§ **Stated exercise**
From the entries below, report how many lines contain the string "được". Give only that number.
▼▼▼
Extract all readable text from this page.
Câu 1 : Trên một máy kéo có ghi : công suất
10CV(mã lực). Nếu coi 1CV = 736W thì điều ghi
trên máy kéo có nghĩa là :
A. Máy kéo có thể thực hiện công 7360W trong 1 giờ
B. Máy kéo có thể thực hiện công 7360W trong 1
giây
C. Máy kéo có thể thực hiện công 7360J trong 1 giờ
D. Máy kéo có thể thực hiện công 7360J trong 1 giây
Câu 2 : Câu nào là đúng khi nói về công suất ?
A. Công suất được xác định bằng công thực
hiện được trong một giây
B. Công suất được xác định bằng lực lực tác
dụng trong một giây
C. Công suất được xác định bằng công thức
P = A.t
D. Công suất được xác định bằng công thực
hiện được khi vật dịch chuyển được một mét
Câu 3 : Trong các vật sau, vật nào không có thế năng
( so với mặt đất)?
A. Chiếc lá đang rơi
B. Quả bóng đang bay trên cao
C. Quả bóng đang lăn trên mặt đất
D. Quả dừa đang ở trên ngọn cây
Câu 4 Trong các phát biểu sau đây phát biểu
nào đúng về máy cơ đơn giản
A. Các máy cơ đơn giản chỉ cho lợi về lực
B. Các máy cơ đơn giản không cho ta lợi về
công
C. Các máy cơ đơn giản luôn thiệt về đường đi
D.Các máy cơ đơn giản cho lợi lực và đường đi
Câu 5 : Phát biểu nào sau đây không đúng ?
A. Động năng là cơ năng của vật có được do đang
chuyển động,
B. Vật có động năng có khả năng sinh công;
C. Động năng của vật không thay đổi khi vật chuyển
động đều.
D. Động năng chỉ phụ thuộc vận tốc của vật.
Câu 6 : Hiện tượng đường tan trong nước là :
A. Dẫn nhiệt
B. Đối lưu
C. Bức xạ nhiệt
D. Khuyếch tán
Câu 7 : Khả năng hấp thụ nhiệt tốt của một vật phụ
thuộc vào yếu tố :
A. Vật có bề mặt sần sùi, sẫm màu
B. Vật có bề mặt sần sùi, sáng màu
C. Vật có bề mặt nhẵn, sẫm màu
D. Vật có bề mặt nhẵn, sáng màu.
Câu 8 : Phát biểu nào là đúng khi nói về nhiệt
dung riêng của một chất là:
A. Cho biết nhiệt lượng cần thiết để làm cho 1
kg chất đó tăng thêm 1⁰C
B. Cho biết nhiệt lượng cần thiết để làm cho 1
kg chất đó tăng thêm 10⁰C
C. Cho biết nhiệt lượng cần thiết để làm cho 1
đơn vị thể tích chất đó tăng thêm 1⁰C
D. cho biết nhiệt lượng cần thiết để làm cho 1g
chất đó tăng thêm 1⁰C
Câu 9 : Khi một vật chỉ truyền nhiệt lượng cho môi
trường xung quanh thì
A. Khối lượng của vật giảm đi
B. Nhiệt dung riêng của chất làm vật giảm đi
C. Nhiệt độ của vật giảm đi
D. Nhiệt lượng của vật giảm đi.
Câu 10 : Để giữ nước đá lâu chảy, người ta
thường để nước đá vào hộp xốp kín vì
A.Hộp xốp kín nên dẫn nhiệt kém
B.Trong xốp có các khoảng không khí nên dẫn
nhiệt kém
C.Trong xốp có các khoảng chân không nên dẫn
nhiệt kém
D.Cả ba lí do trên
▲▲▲
§ **Problem solution**
7